[Extracted records]
####
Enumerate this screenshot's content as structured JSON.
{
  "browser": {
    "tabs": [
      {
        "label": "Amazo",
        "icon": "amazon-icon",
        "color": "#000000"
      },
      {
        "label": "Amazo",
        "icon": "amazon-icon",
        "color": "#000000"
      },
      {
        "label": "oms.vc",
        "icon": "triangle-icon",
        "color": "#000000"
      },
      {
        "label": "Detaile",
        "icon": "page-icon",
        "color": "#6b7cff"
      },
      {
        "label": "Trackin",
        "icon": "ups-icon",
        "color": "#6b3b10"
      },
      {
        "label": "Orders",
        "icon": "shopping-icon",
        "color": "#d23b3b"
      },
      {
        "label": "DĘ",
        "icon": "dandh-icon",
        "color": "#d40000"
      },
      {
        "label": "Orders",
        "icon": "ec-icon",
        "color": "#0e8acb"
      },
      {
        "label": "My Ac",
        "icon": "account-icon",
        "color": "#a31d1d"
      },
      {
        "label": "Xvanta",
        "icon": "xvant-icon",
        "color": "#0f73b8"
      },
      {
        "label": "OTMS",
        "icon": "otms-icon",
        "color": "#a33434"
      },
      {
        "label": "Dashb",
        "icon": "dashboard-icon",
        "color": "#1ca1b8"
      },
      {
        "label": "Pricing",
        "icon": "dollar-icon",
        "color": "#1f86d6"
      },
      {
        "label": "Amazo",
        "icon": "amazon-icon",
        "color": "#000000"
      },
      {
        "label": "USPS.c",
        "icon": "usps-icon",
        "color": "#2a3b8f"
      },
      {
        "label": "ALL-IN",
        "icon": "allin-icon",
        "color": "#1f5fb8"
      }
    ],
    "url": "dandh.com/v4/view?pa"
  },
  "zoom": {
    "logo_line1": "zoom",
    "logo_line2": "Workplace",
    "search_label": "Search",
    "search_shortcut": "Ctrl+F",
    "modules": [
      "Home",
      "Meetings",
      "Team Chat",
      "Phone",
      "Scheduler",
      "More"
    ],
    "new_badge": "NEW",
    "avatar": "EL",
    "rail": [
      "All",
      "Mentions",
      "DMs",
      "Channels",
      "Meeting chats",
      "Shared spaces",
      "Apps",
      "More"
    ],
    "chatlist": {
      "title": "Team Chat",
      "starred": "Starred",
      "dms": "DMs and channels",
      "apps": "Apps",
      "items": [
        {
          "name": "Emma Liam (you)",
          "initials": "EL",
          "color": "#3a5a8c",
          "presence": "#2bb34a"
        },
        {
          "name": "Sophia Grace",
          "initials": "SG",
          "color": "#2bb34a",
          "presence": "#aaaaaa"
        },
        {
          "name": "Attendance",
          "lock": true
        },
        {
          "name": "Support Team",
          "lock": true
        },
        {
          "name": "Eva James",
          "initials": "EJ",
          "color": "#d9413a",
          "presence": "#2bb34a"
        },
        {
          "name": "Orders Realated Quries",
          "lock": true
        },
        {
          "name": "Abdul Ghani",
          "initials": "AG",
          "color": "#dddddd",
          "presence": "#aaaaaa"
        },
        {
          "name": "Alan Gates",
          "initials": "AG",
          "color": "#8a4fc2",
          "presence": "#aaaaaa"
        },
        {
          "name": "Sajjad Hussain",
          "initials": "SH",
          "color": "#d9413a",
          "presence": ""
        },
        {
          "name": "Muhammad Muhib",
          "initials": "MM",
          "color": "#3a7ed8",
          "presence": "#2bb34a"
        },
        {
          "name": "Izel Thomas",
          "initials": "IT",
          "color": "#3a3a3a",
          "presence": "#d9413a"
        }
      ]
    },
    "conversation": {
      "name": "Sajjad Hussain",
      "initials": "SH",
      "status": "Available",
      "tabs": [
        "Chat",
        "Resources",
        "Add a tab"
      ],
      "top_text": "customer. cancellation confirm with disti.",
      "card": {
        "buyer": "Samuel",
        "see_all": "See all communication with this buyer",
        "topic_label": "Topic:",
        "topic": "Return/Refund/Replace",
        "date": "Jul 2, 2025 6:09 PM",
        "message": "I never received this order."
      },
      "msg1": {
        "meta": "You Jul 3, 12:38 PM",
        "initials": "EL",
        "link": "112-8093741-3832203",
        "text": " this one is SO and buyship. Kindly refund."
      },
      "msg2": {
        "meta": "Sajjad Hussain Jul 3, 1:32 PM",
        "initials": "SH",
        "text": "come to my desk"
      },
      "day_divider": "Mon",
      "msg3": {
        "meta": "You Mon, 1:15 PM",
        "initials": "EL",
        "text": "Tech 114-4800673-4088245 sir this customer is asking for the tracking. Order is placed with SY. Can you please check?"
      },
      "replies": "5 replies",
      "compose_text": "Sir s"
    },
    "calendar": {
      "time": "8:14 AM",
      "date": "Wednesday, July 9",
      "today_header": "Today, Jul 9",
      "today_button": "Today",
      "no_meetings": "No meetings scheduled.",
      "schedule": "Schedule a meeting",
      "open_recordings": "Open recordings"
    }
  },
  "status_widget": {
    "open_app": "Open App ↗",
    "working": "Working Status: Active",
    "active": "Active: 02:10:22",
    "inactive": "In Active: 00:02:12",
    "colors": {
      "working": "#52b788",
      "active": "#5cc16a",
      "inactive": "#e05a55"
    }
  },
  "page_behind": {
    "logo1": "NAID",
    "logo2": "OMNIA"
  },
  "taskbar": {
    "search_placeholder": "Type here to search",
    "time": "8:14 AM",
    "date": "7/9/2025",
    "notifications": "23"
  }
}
####
Each line above that holds the string "Team" should be copied and shown.

      "Team Chat",
      "title": "Team Chat",
          "name": "Support Team",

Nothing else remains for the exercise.